EXERCISE OBJECTIVE:
Scan the lines below for "color"; report the number of lines that contain it, and only that.

GIVEN RECORDS:

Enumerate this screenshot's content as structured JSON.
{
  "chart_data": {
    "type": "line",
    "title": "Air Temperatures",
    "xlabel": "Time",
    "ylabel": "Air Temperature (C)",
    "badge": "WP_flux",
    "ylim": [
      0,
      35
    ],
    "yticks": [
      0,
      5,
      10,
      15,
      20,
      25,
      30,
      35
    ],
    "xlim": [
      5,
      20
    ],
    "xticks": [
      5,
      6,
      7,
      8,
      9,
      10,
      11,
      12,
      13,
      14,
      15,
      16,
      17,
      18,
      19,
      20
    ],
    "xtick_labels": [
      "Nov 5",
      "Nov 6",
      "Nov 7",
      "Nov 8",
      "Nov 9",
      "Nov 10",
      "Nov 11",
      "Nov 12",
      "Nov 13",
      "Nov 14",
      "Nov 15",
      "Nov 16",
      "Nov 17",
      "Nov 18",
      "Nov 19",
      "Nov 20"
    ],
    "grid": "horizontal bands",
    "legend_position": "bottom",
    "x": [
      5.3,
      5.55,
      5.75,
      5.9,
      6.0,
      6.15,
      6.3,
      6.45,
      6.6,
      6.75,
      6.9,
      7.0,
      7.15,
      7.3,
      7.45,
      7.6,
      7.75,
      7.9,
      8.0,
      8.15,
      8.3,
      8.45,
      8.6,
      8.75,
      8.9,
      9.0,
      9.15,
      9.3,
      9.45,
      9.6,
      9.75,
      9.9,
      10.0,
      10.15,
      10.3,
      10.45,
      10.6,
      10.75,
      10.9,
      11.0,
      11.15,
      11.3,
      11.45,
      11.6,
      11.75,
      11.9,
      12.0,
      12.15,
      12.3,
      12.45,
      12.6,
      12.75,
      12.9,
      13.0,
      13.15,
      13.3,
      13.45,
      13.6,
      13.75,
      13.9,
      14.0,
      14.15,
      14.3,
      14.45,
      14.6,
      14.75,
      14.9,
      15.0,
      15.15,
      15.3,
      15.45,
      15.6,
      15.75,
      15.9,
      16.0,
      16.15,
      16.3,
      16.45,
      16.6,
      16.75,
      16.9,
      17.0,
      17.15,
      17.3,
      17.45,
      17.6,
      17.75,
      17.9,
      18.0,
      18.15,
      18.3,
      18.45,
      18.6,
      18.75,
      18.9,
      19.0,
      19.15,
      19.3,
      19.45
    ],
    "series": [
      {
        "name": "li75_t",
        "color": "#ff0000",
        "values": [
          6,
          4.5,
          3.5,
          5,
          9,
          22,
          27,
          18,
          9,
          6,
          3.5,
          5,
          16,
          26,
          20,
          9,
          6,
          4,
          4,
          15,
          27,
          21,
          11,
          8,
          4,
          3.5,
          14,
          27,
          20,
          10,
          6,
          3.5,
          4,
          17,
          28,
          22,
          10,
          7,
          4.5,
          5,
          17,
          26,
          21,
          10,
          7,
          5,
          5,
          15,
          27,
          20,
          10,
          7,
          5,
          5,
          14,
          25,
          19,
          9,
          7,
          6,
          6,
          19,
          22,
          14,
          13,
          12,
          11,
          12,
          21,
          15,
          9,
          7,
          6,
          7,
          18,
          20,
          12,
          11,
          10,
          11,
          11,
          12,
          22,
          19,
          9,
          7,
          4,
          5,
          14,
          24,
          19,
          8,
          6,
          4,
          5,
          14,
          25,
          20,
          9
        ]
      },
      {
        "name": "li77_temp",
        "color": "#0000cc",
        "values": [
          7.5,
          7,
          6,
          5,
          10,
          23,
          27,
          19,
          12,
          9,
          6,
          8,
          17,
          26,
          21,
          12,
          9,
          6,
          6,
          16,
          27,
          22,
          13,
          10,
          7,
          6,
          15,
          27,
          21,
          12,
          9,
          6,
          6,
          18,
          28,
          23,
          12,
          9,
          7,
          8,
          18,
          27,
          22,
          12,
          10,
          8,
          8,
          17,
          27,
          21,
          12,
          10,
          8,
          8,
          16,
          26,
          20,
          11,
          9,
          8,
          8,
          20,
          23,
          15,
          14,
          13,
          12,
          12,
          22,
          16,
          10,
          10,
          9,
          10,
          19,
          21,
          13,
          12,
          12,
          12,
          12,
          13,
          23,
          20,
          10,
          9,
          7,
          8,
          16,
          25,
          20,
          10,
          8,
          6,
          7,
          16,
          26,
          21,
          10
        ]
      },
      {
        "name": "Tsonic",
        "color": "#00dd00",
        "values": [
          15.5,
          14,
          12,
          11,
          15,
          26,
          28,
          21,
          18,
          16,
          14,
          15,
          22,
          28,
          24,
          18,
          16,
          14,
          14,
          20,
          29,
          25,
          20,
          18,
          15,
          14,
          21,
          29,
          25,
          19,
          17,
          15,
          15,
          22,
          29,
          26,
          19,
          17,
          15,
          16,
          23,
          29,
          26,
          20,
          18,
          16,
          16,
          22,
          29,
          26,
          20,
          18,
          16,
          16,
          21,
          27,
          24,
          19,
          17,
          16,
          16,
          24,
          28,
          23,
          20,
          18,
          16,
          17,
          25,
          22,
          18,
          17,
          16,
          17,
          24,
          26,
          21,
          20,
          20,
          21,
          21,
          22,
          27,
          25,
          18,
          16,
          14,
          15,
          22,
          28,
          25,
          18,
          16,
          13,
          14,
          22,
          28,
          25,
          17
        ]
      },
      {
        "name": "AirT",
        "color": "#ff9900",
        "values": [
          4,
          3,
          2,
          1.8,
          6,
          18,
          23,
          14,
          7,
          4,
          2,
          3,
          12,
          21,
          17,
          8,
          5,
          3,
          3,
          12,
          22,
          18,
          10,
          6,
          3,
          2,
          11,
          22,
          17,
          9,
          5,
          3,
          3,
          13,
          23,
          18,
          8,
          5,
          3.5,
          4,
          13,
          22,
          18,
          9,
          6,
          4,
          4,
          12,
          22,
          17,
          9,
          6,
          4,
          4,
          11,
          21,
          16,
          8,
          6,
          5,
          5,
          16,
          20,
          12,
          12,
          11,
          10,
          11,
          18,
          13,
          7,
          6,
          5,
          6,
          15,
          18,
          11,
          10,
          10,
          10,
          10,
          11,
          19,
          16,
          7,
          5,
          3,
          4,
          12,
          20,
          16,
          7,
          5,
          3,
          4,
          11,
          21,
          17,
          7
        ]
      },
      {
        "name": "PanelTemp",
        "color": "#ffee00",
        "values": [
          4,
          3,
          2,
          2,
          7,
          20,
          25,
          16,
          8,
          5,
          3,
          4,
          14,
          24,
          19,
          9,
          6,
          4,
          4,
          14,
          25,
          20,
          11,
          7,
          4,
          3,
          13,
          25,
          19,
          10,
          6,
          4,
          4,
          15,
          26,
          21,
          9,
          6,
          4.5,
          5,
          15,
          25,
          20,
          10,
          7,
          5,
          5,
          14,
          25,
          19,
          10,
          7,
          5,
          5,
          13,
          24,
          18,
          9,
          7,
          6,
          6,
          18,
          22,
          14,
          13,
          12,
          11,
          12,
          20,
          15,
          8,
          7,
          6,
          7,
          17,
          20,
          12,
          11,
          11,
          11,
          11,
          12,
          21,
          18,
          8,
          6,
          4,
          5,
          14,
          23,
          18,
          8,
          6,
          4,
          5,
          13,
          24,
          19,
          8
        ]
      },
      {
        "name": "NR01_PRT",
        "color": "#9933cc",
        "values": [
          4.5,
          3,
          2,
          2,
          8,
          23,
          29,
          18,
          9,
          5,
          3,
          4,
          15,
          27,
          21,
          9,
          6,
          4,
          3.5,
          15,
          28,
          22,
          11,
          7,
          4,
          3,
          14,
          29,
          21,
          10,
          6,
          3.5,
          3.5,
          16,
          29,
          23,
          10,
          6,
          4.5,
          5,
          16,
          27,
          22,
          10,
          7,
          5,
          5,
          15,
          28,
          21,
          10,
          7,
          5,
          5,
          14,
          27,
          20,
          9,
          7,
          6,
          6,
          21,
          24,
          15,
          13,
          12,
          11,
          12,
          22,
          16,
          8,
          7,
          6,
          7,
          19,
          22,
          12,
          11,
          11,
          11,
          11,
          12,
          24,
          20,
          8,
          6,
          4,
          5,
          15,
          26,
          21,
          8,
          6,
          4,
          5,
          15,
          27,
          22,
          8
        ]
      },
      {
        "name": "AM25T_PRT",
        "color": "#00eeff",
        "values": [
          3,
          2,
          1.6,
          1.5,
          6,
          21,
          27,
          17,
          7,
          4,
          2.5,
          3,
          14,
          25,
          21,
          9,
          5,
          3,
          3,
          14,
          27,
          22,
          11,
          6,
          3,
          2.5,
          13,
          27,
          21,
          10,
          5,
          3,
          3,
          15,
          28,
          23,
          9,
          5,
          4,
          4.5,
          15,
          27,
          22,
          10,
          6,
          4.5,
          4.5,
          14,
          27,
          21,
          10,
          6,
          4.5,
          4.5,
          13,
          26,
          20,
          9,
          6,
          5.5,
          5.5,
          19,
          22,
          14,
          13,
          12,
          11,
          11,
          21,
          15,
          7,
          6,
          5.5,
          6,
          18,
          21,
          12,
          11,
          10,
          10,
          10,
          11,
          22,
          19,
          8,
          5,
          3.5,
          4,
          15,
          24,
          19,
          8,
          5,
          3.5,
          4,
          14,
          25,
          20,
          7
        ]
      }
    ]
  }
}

FULL SOLUTION:
7